- Excerpted data -
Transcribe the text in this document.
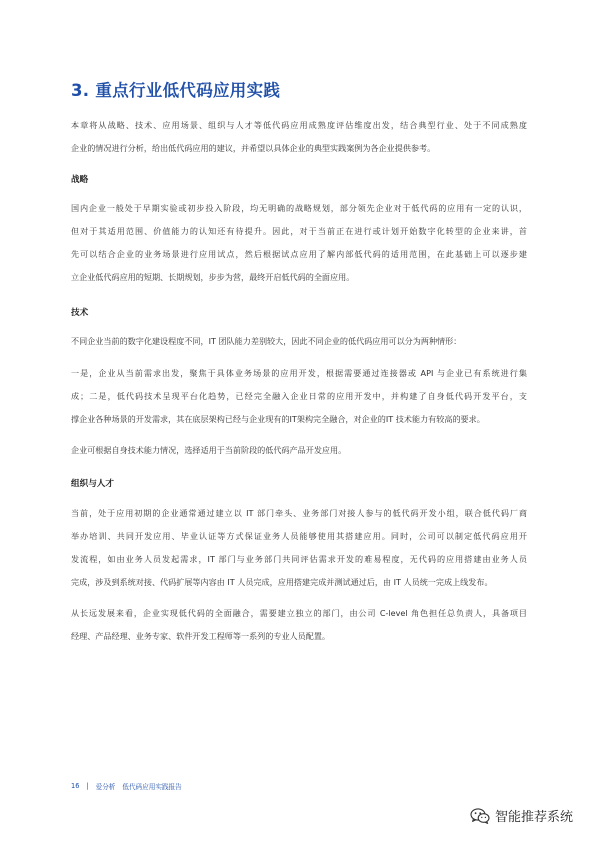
3. 重点行业低代码应用实践

本章将从战略、技术、应用场景、组织与人才等低代码应用成熟度评估维度出发，结合典型行业、处于不同成熟度

企业的情况进行分析，给出低代码应用的建议，并希望以具体企业的典型实践案例为各企业提供参考。

战略

国内企业一般处于早期实验或初步投入阶段，均无明确的战略规划，部分领先企业对于低代码的应用有一定的认识，

但对于其适用范围、价值能力的认知还有待提升。因此，对于当前正在进行或计划开始数字化转型的企业来讲，首

先可以结合企业的业务场景进行应用试点，然后根据试点应用了解内部低代码的适用范围，在此基础上可以逐步建

立企业低代码应用的短期、长期规划，步步为营，最终开启低代码的全面应用。

技术

不同企业当前的数字化建设程度不同，IT 团队能力差别较大，因此不同企业的低代码应用可以分为两种情形：

一是，企业从当前需求出发，聚焦于具体业务场景的应用开发，根据需要通过连接器或 API 与企业已有系统进行集

成；二是，低代码技术呈现平台化趋势，已经完全融入企业日常的应用开发中，并构建了自身低代码开发平台，支

撑企业各种场景的开发需求，其在底层架构已经与企业现有的IT架构完全融合，对企业的IT 技术能力有较高的要求。

企业可根据自身技术能力情况，选择适用于当前阶段的低代码产品开发应用。

组织与人才

当前，处于应用初期的企业通常通过建立以 IT 部门牵头、业务部门对接人参与的低代码开发小组，联合低代码厂商

举办培训、共同开发应用、毕业认证等方式保证业务人员能够使用其搭建应用。同时，公司可以制定低代码应用开

发流程，如由业务人员发起需求，IT 部门与业务部门共同评估需求开发的难易程度，无代码的应用搭建由业务人员

完成，涉及到系统对接、代码扩展等内容由 IT 人员完成，应用搭建完成并测试通过后，由 IT 人员统一完成上线发布。

从长远发展来看，企业实现低代码的全面融合，需要建立独立的部门，由公司 C-level 角色担任总负责人，具备项目

经理、产品经理、业务专家、软件开发工程师等一系列的专业人员配置。

16 | 爱分析 低代码应用实践报告
智能推荐系统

- Work to complete -
Transcribe the full listing above exactly, with the images removed.

- Correct result -
Transcribe the text in this document.
3. 重点行业低代码应用实践

本章将从战略、技术、应用场景、组织与人才等低代码应用成熟度评估维度出发，结合典型行业、处于不同成熟度

企业的情况进行分析，给出低代码应用的建议，并希望以具体企业的典型实践案例为各企业提供参考。

战略

国内企业一般处于早期实验或初步投入阶段，均无明确的战略规划，部分领先企业对于低代码的应用有一定的认识，

但对于其适用范围、价值能力的认知还有待提升。因此，对于当前正在进行或计划开始数字化转型的企业来讲，首

先可以结合企业的业务场景进行应用试点，然后根据试点应用了解内部低代码的适用范围，在此基础上可以逐步建

立企业低代码应用的短期、长期规划，步步为营，最终开启低代码的全面应用。

技术

不同企业当前的数字化建设程度不同，IT 团队能力差别较大，因此不同企业的低代码应用可以分为两种情形：

一是，企业从当前需求出发，聚焦于具体业务场景的应用开发，根据需要通过连接器或 API 与企业已有系统进行集

成；二是，低代码技术呈现平台化趋势，已经完全融入企业日常的应用开发中，并构建了自身低代码开发平台，支

撑企业各种场景的开发需求，其在底层架构已经与企业现有的IT架构完全融合，对企业的IT 技术能力有较高的要求。

企业可根据自身技术能力情况，选择适用于当前阶段的低代码产品开发应用。

组织与人才

当前，处于应用初期的企业通常通过建立以 IT 部门牵头、业务部门对接人参与的低代码开发小组，联合低代码厂商

举办培训、共同开发应用、毕业认证等方式保证业务人员能够使用其搭建应用。同时，公司可以制定低代码应用开

发流程，如由业务人员发起需求，IT 部门与业务部门共同评估需求开发的难易程度，无代码的应用搭建由业务人员

完成，涉及到系统对接、代码扩展等内容由 IT 人员完成，应用搭建完成并测试通过后，由 IT 人员统一完成上线发布。

从长远发展来看，企业实现低代码的全面融合，需要建立独立的部门，由公司 C-level 角色担任总负责人，具备项目

经理、产品经理、业务专家、软件开发工程师等一系列的专业人员配置。

16 | 爱分析 低代码应用实践报告
智能推荐系统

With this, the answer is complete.